--- TO BE DONE ---
Tell how many lines in the data below include the word "JSON". The answer is the number only.

(Figure contents as structured data)

────────────────────

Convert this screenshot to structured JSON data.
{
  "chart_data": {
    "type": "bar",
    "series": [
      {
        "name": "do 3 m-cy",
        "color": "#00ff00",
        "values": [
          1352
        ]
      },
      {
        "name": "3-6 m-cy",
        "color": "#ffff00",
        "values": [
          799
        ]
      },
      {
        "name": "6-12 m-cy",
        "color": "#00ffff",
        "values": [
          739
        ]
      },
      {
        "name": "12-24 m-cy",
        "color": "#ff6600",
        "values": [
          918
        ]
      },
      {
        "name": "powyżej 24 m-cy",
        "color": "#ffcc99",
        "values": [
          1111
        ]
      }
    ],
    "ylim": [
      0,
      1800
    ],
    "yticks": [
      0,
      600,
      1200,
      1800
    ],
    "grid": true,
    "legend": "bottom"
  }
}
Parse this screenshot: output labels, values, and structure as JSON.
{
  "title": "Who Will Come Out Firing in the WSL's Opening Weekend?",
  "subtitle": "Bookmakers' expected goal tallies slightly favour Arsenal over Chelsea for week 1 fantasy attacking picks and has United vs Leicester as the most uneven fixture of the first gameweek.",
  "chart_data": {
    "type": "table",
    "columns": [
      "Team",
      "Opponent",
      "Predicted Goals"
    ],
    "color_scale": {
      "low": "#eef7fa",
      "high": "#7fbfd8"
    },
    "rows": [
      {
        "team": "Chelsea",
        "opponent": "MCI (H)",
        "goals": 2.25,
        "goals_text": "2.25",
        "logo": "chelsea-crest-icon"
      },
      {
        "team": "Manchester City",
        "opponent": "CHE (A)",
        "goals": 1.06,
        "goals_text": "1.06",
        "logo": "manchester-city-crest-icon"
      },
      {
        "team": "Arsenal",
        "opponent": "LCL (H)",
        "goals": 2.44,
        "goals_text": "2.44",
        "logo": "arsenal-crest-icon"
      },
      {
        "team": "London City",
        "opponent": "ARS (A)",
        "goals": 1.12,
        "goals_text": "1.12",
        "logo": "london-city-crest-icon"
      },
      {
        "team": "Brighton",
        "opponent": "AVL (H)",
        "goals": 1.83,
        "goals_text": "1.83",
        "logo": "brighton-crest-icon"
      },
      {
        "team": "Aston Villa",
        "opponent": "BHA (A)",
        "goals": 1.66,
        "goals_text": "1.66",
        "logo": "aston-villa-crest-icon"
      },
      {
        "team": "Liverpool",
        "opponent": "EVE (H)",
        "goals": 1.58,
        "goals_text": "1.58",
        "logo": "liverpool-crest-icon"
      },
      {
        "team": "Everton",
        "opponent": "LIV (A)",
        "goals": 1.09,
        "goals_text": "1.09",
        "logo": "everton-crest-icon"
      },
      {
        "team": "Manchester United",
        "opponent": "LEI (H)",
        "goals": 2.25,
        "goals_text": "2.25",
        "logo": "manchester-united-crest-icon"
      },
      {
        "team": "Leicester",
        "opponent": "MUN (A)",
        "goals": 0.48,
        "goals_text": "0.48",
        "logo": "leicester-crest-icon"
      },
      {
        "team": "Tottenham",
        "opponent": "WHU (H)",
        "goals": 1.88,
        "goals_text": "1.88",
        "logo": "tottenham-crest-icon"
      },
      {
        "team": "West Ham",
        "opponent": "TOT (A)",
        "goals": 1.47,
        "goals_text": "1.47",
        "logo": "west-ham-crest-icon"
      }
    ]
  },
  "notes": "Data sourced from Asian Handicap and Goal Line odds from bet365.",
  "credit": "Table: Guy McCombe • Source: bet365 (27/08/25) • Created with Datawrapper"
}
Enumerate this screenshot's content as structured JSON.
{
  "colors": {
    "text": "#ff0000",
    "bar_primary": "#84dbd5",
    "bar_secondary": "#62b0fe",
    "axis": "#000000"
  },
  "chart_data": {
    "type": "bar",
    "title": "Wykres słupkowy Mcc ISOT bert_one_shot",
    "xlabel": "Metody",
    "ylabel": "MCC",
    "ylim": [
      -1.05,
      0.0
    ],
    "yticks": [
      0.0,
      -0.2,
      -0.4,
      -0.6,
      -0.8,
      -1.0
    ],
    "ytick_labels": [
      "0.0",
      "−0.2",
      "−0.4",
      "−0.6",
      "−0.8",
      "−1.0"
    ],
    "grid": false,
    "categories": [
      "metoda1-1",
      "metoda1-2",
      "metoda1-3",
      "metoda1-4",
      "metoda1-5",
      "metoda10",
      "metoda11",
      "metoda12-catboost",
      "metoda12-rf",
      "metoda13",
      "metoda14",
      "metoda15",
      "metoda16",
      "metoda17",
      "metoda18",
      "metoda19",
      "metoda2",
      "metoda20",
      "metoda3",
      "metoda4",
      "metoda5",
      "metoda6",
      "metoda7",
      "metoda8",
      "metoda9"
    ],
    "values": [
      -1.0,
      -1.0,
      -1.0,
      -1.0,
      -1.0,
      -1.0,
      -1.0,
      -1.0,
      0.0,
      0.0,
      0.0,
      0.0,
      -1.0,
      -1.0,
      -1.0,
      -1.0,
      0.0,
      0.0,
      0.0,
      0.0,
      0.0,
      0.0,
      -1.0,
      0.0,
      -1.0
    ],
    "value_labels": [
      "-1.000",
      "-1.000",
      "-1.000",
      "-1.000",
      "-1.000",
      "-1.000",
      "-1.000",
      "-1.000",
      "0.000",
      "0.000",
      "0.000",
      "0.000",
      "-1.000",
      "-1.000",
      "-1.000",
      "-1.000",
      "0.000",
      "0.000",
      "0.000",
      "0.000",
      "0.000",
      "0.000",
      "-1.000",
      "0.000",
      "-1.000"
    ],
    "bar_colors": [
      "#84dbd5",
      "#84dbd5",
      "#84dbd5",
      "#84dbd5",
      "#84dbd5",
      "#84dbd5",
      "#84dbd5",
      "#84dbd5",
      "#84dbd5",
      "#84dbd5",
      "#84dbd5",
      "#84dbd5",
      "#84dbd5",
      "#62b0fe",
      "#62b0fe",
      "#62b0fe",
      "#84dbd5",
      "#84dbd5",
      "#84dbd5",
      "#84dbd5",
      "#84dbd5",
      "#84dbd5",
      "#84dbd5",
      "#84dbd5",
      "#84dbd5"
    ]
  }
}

────────────────────

--- REPLY TO THE EXERCISE ---
3